CHALLENGE:
Skip the pictures and quote all of the lines exactly.

___ SUPPLIED RECORDS ___

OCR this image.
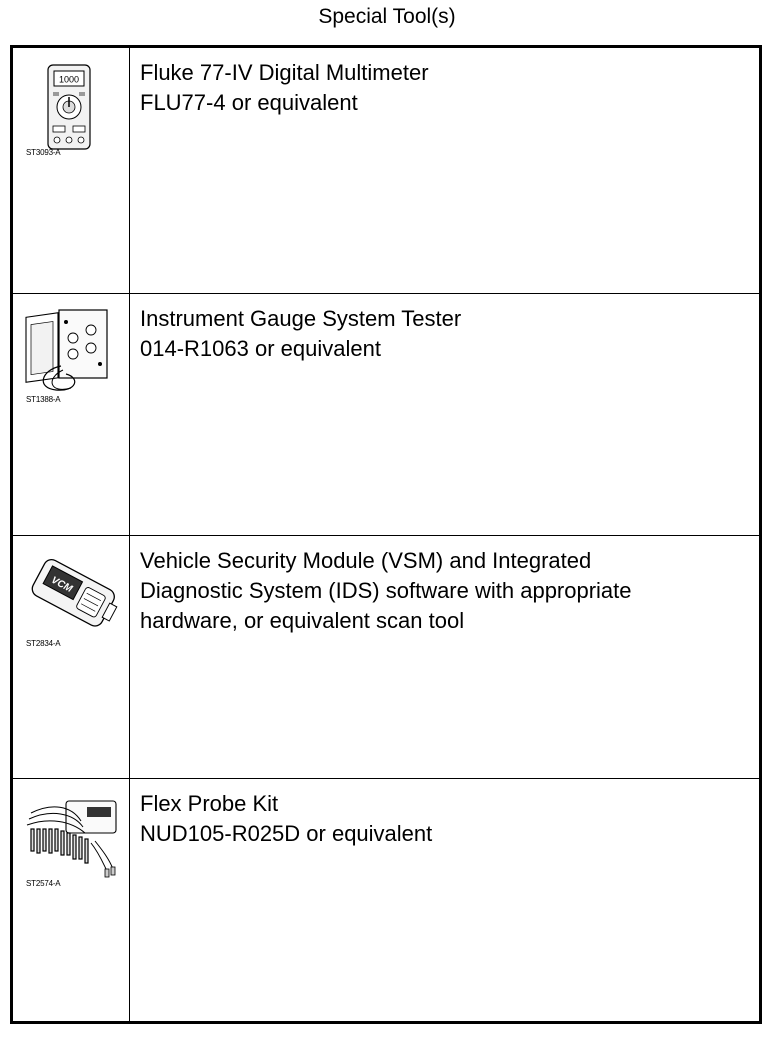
Special Tool(s)
1000
ST3093-A
Fluke 77-IV Digital Multimeter
FLU77-4 or equivalent
ST1388-A
Instrument Gauge System Tester
014-R1063 or equivalent
VCM
ST2834-A
Vehicle Security Module (VSM) and Integrated
Diagnostic System (IDS) software with appropriate
hardware, or equivalent scan tool
ST2574-A
Flex Probe Kit
NUD105-R025D or equivalent
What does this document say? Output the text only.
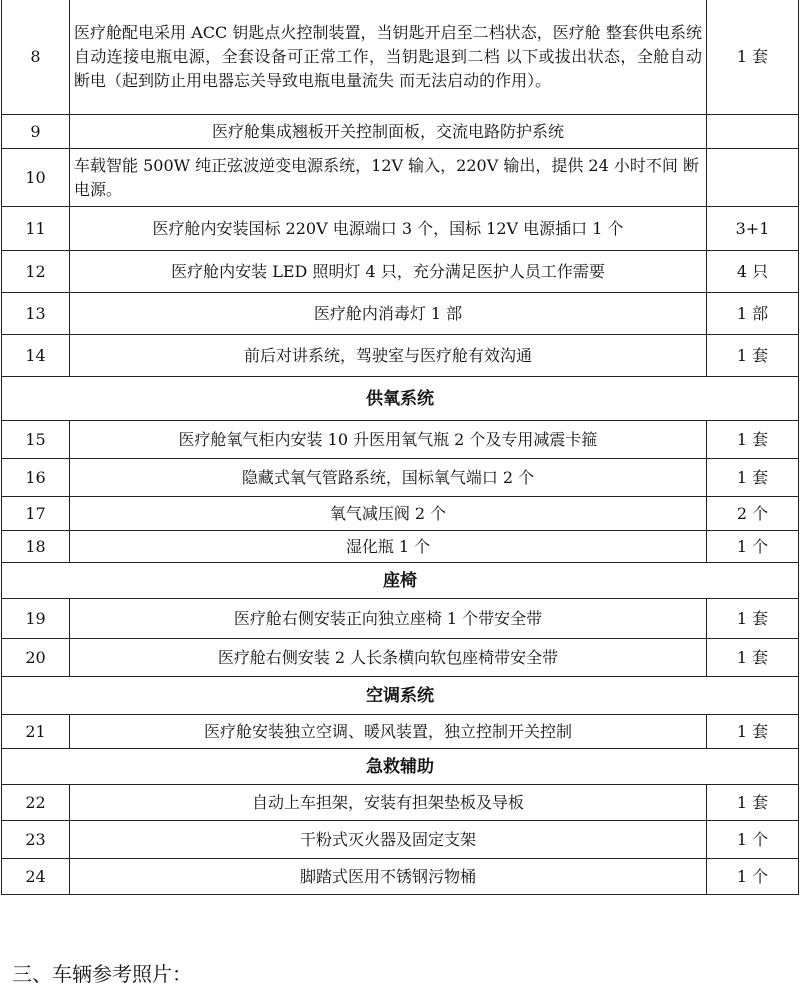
8	医疗舱配电采用 ACC 钥匙点火控制装置，当钥匙开启至二档状态，医疗舱 整套供电系统自动连接电瓶电源，全套设备可正常工作，当钥匙退到二档 以下或拔出状态，全舱自动断电（起到防止用电器忘关导致电瓶电量流失 而无法启动的作用）。	1 套
9	医疗舱集成翘板开关控制面板，交流电路防护系统	
10	车载智能 500W 纯正弦波逆变电源系统，12V 输入，220V 输出，提供 24 小时不间 断电源。	
11	医疗舱内安装国标 220V 电源端口 3 个，国标 12V 电源插口 1 个	3+1
12	医疗舱内安装 LED 照明灯 4 只，充分满足医护人员工作需要	4 只
13	医疗舱内消毒灯 1 部	1 部
14	前后对讲系统，驾驶室与医疗舱有效沟通	1 套
供氧系统		
15	医疗舱氧气柜内安装 10 升医用氧气瓶 2 个及专用减震卡箍	1 套
16	隐藏式氧气管路系统，国标氧气端口 2 个	1 套
17	氧气减压阀 2 个	2 个
18	湿化瓶 1 个	1 个
座椅		
19	医疗舱右侧安装正向独立座椅 1 个带安全带	1 套
20	医疗舱右侧安装 2 人长条横向软包座椅带安全带	1 套
空调系统		
21	医疗舱安装独立空调、暖风装置，独立控制开关控制	1 套
急救辅助		
22	自动上车担架，安装有担架垫板及导板	1 套
23	干粉式灭火器及固定支架	1 个
24	脚踏式医用不锈钢污物桶	1 个
三、车辆参考照片：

___

THE RESPONSE:
OCR this image.
Special Tool(s)
1000
ST3093-A
Fluke 77-IV Digital Multimeter
FLU77-4 or equivalent
ST1388-A
Instrument Gauge System Tester
014-R1063 or equivalent
VCM
ST2834-A
Vehicle Security Module (VSM) and Integrated
Diagnostic System (IDS) software with appropriate
hardware, or equivalent scan tool
ST2574-A
Flex Probe Kit
NUD105-R025D or equivalent
What does this document say? Output the text only.
8	医疗舱配电采用 ACC 钥匙点火控制装置，当钥匙开启至二档状态，医疗舱 整套供电系统自动连接电瓶电源，全套设备可正常工作，当钥匙退到二档 以下或拔出状态，全舱自动断电（起到防止用电器忘关导致电瓶电量流失 而无法启动的作用）。	1 套
9	医疗舱集成翘板开关控制面板，交流电路防护系统	
10	车载智能 500W 纯正弦波逆变电源系统，12V 输入，220V 输出，提供 24 小时不间 断电源。	
11	医疗舱内安装国标 220V 电源端口 3 个，国标 12V 电源插口 1 个	3+1
12	医疗舱内安装 LED 照明灯 4 只，充分满足医护人员工作需要	4 只
13	医疗舱内消毒灯 1 部	1 部
14	前后对讲系统，驾驶室与医疗舱有效沟通	1 套
供氧系统		
15	医疗舱氧气柜内安装 10 升医用氧气瓶 2 个及专用减震卡箍	1 套
16	隐藏式氧气管路系统，国标氧气端口 2 个	1 套
17	氧气减压阀 2 个	2 个
18	湿化瓶 1 个	1 个
座椅		
19	医疗舱右侧安装正向独立座椅 1 个带安全带	1 套
20	医疗舱右侧安装 2 人长条横向软包座椅带安全带	1 套
空调系统		
21	医疗舱安装独立空调、暖风装置，独立控制开关控制	1 套
急救辅助		
22	自动上车担架，安装有担架垫板及导板	1 套
23	干粉式灭火器及固定支架	1 个
24	脚踏式医用不锈钢污物桶	1 个
三、车辆参考照片：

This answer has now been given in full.